• **TASK INPUT**
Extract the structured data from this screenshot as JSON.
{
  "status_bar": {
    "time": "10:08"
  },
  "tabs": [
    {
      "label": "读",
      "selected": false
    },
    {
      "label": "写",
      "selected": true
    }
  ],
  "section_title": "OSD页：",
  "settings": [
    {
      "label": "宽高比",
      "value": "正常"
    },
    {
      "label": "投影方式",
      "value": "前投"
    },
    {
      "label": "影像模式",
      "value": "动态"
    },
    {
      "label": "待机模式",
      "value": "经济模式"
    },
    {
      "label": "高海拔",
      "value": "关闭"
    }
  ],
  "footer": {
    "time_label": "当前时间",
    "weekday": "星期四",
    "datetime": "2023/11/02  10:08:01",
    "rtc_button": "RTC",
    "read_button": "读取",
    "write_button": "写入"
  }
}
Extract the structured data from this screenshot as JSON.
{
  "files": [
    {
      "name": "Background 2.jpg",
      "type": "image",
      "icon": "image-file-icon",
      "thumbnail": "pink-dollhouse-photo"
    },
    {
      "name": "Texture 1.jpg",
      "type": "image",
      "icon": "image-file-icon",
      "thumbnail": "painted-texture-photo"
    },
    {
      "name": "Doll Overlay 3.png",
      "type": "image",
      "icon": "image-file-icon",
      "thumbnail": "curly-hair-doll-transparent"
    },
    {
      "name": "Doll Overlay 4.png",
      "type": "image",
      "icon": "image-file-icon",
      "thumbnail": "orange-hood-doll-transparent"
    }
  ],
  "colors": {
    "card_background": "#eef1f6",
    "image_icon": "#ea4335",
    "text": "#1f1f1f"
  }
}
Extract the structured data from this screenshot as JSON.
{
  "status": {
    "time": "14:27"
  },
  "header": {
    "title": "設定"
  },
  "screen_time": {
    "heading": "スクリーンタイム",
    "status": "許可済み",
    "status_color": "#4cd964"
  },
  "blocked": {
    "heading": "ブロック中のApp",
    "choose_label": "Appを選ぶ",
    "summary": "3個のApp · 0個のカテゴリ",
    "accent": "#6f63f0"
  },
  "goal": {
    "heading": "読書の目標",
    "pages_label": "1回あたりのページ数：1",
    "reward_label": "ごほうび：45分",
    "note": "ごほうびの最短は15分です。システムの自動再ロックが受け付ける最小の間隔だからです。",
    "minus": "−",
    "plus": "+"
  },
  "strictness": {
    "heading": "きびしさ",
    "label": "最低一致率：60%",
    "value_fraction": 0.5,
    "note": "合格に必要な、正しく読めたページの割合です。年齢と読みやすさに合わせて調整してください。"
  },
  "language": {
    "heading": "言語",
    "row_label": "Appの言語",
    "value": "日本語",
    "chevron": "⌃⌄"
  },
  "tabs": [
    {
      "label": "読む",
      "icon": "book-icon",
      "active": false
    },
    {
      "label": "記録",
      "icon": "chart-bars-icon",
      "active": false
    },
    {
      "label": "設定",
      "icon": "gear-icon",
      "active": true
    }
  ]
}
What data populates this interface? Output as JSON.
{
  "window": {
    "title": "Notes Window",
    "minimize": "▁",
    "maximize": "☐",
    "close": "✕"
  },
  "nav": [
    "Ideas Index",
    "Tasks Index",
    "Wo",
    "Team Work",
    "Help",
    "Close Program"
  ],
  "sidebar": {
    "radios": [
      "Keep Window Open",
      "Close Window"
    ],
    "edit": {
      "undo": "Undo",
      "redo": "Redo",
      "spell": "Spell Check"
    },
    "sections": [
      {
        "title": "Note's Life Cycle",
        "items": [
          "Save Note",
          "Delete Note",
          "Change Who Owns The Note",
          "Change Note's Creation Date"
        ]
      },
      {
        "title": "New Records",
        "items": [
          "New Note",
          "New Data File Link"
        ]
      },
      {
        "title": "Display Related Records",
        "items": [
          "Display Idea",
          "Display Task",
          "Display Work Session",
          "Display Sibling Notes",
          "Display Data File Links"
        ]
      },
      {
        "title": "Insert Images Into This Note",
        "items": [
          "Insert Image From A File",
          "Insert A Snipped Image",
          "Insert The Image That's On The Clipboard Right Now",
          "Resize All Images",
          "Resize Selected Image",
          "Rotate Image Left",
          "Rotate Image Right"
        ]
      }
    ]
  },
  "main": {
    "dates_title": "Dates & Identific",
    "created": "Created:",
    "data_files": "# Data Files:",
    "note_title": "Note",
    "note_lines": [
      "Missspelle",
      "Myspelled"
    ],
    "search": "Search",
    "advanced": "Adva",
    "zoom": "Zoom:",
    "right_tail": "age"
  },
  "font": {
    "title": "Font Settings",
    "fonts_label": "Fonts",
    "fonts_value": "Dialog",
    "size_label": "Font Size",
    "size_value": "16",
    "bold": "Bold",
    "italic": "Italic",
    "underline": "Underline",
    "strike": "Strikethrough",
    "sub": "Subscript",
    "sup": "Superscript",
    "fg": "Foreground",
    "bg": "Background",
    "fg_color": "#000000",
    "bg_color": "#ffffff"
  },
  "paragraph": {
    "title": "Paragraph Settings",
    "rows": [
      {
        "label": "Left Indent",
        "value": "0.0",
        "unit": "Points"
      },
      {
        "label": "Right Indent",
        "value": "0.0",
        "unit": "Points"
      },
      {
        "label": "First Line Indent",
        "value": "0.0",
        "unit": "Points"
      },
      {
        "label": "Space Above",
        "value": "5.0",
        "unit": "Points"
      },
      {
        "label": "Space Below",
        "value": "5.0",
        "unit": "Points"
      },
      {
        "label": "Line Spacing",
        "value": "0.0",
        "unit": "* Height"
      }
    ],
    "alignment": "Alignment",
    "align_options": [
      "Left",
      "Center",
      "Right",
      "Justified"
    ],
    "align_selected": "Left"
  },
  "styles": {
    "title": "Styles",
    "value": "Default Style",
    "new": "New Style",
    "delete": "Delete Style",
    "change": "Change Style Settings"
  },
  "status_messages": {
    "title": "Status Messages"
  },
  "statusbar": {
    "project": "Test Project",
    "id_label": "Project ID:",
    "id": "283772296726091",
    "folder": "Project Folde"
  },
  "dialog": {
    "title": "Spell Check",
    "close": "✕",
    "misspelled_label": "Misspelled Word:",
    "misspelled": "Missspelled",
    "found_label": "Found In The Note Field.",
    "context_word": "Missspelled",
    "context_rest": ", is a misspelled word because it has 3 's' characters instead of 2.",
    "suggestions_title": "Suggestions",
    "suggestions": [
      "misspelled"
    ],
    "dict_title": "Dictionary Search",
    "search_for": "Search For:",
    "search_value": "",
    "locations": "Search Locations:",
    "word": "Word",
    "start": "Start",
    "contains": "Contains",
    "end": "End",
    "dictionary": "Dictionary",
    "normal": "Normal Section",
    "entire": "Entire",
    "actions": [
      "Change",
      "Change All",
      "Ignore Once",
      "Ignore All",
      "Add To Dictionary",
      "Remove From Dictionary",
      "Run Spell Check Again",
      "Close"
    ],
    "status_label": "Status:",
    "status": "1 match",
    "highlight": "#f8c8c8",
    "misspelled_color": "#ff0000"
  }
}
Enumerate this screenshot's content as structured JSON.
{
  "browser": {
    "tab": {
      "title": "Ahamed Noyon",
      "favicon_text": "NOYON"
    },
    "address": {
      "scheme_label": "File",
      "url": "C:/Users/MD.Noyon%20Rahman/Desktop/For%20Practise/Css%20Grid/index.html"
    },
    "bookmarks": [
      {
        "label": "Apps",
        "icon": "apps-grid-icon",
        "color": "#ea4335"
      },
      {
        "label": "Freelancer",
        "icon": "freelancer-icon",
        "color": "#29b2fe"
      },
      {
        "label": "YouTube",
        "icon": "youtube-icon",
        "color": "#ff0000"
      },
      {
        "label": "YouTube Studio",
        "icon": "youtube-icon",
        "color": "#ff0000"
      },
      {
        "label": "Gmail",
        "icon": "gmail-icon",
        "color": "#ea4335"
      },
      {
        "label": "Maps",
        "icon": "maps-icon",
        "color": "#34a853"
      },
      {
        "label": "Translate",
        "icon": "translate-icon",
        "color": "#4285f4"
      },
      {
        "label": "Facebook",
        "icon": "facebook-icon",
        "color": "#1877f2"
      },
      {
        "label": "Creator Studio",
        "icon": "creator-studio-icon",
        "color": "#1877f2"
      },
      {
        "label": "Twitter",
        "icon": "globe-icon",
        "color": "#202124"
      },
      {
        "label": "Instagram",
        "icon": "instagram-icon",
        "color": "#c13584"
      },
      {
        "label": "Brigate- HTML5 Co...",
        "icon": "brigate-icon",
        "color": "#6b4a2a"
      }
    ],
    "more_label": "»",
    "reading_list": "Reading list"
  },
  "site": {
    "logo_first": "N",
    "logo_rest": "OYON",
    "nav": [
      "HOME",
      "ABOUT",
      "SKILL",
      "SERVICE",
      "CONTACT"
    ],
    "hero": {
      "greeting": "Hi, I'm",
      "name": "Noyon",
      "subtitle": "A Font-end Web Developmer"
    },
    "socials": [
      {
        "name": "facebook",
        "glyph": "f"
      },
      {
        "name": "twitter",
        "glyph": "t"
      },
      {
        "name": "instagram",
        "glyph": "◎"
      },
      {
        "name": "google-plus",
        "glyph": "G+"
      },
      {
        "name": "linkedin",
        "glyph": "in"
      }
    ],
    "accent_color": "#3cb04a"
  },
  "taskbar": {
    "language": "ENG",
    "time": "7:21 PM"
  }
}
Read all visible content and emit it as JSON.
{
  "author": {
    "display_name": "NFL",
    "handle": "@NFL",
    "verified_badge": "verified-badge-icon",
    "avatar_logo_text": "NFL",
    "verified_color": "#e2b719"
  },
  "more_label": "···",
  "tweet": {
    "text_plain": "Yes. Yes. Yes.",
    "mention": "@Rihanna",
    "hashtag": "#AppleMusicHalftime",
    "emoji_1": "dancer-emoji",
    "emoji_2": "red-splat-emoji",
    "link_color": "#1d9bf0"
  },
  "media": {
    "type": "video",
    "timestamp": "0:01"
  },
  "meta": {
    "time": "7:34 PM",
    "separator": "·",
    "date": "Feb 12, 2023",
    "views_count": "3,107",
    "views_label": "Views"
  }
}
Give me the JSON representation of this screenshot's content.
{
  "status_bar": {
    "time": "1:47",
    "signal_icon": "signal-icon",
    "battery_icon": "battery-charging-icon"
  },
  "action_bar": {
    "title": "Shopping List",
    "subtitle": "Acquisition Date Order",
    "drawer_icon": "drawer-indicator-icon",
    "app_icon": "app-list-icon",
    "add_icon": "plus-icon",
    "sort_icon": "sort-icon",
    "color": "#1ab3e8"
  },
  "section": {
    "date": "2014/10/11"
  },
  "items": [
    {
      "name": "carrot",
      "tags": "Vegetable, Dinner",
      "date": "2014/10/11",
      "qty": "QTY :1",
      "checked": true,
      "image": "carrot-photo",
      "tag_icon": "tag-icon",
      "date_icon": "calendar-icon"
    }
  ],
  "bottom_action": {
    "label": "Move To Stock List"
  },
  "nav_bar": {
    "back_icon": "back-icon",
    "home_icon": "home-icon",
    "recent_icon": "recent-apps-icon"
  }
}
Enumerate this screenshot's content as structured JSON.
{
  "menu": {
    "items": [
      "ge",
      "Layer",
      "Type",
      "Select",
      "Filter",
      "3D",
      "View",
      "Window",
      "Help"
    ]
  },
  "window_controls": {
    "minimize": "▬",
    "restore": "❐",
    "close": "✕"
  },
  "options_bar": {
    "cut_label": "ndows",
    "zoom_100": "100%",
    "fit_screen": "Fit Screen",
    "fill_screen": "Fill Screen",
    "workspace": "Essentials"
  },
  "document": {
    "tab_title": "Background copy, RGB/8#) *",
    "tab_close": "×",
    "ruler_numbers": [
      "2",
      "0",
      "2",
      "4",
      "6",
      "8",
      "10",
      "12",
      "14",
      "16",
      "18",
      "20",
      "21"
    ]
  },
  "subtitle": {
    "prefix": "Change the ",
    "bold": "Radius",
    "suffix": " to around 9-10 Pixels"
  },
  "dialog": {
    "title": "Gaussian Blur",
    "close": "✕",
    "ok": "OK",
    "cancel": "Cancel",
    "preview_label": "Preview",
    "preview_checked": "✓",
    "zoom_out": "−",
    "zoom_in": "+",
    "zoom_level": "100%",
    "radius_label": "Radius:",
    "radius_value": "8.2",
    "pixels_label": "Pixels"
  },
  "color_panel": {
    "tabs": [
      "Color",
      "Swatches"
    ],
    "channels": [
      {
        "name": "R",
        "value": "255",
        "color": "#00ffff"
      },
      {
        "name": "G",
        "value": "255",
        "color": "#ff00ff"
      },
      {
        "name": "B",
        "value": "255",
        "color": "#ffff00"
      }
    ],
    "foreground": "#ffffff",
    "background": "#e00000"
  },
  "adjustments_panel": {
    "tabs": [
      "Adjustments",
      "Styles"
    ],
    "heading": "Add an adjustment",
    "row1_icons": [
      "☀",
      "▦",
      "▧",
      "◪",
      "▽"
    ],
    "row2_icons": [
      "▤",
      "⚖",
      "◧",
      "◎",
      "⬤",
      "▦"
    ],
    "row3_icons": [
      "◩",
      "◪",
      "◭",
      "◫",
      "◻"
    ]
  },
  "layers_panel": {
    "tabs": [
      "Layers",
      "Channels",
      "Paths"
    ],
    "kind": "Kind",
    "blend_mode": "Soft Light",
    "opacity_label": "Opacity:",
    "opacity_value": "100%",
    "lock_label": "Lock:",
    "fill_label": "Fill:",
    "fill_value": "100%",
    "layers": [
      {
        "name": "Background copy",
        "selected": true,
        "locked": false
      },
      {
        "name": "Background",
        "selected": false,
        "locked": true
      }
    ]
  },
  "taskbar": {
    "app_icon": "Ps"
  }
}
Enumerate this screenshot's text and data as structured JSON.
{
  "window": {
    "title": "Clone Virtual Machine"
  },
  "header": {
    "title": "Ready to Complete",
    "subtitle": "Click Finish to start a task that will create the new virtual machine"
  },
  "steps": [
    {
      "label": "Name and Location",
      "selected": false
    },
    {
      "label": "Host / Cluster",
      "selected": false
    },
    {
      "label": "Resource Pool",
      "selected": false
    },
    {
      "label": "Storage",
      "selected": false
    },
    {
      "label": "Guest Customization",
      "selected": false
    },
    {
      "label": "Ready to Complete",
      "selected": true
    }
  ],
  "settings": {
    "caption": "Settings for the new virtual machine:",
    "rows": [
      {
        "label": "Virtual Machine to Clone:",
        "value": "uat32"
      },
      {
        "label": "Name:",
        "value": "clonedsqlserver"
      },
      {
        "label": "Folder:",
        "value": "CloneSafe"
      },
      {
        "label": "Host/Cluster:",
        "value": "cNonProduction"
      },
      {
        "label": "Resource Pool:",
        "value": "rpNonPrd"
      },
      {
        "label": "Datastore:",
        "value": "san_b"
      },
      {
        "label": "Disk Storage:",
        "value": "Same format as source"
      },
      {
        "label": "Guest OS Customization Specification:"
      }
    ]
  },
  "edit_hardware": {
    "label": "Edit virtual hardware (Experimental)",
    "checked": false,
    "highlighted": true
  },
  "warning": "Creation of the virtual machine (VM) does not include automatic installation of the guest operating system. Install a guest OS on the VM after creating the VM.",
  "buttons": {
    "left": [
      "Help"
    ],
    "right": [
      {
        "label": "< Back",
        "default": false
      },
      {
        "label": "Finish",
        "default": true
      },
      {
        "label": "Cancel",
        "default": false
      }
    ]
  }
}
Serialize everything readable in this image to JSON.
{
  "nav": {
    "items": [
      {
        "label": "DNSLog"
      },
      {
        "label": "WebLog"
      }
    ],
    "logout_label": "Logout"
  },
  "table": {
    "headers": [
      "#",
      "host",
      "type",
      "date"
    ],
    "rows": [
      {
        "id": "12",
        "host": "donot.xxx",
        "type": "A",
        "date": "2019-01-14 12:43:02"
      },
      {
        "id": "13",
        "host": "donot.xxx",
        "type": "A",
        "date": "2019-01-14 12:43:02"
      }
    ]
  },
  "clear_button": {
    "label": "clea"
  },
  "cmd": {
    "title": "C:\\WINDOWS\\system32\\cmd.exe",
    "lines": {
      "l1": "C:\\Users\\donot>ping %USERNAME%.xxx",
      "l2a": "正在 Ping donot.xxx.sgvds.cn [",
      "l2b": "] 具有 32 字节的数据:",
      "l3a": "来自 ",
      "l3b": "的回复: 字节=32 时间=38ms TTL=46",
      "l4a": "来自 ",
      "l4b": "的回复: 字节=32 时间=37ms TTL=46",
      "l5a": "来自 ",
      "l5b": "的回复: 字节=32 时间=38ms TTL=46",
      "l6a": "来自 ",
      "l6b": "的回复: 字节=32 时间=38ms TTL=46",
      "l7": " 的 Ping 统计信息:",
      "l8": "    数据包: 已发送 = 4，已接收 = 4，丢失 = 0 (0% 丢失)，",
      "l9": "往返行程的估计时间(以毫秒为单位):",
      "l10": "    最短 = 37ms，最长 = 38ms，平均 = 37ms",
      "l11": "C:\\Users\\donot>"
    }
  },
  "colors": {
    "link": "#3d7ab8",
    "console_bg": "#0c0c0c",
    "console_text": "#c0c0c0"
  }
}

• **WORK TO COMPLETE**
Tally the lines of the listing above that include the word "Pool". Answer with the number alone.

• **EXERCISE OUTPUT**
2